-- Start Dataset --

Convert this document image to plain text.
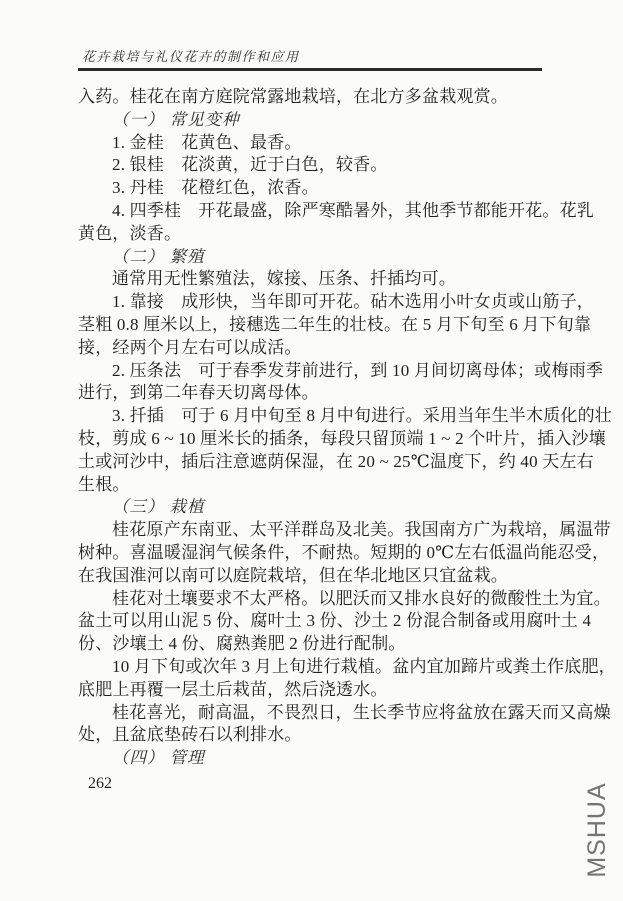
花卉栽培与礼仪花卉的制作和应用
入药。桂花在南方庭院常露地栽培，在北方多盆栽观赏。
（一） 常见变种
1. 金桂　花黄色、最香。
2. 银桂　花淡黄，近于白色，较香。
3. 丹桂　花橙红色，浓香。
4. 四季桂　开花最盛，除严寒酷暑外，其他季节都能开花。花乳
黄色，淡香。
（二） 繁殖
通常用无性繁殖法，嫁接、压条、扦插均可。
1. 靠接　成形快，当年即可开花。砧木选用小叶女贞或山筋子，
茎粗 0.8 厘米以上，接穗选二年生的壮枝。在 5 月下旬至 6 月下旬靠
接，经两个月左右可以成活。
2. 压条法　可于春季发芽前进行，到 10 月间切离母体；或梅雨季
进行，到第二年春天切离母体。
3. 扦插　可于 6 月中旬至 8 月中旬进行。采用当年生半木质化的壮
枝，剪成 6 ~ 10 厘米长的插条，每段只留顶端 1 ~ 2 个叶片，插入沙壤
土或河沙中，插后注意遮荫保湿，在 20 ~ 25℃温度下，约 40 天左右
生根。
（三） 栽植
桂花原产东南亚、太平洋群岛及北美。我国南方广为栽培，属温带
树种。喜温暖湿润气候条件，不耐热。短期的 0℃左右低温尚能忍受，
在我国淮河以南可以庭院栽培，但在华北地区只宜盆栽。
桂花对土壤要求不太严格。以肥沃而又排水良好的微酸性土为宜。
盆土可以用山泥 5 份、腐叶土 3 份、沙土 2 份混合制备或用腐叶土 4
份、沙壤土 4 份、腐熟粪肥 2 份进行配制。
10 月下旬或次年 3 月上旬进行栽植。盆内宜加蹄片或粪土作底肥，
底肥上再覆一层土后栽苗，然后浇透水。
桂花喜光，耐高温，不畏烈日，生长季节应将盆放在露天而又高燥
处，且盆底垫砖石以利排水。
（四） 管理
262	MSHUA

-- End Dataset --

# What the exercise asks:
All the lines above are to be given again exactly as they read, with the pictures removed.

# Result for this exercise:
Convert this document image to plain text.
花卉栽培与礼仪花卉的制作和应用
入药。桂花在南方庭院常露地栽培，在北方多盆栽观赏。
（一） 常见变种
1. 金桂　花黄色、最香。
2. 银桂　花淡黄，近于白色，较香。
3. 丹桂　花橙红色，浓香。
4. 四季桂　开花最盛，除严寒酷暑外，其他季节都能开花。花乳
黄色，淡香。
（二） 繁殖
通常用无性繁殖法，嫁接、压条、扦插均可。
1. 靠接　成形快，当年即可开花。砧木选用小叶女贞或山筋子，
茎粗 0.8 厘米以上，接穗选二年生的壮枝。在 5 月下旬至 6 月下旬靠
接，经两个月左右可以成活。
2. 压条法　可于春季发芽前进行，到 10 月间切离母体；或梅雨季
进行，到第二年春天切离母体。
3. 扦插　可于 6 月中旬至 8 月中旬进行。采用当年生半木质化的壮
枝，剪成 6 ~ 10 厘米长的插条，每段只留顶端 1 ~ 2 个叶片，插入沙壤
土或河沙中，插后注意遮荫保湿，在 20 ~ 25℃温度下，约 40 天左右
生根。
（三） 栽植
桂花原产东南亚、太平洋群岛及北美。我国南方广为栽培，属温带
树种。喜温暖湿润气候条件，不耐热。短期的 0℃左右低温尚能忍受，
在我国淮河以南可以庭院栽培，但在华北地区只宜盆栽。
桂花对土壤要求不太严格。以肥沃而又排水良好的微酸性土为宜。
盆土可以用山泥 5 份、腐叶土 3 份、沙土 2 份混合制备或用腐叶土 4
份、沙壤土 4 份、腐熟粪肥 2 份进行配制。
10 月下旬或次年 3 月上旬进行栽植。盆内宜加蹄片或粪土作底肥，
底肥上再覆一层土后栽苗，然后浇透水。
桂花喜光，耐高温，不畏烈日，生长季节应将盆放在露天而又高燥
处，且盆底垫砖石以利排水。
（四） 管理
262	MSHUA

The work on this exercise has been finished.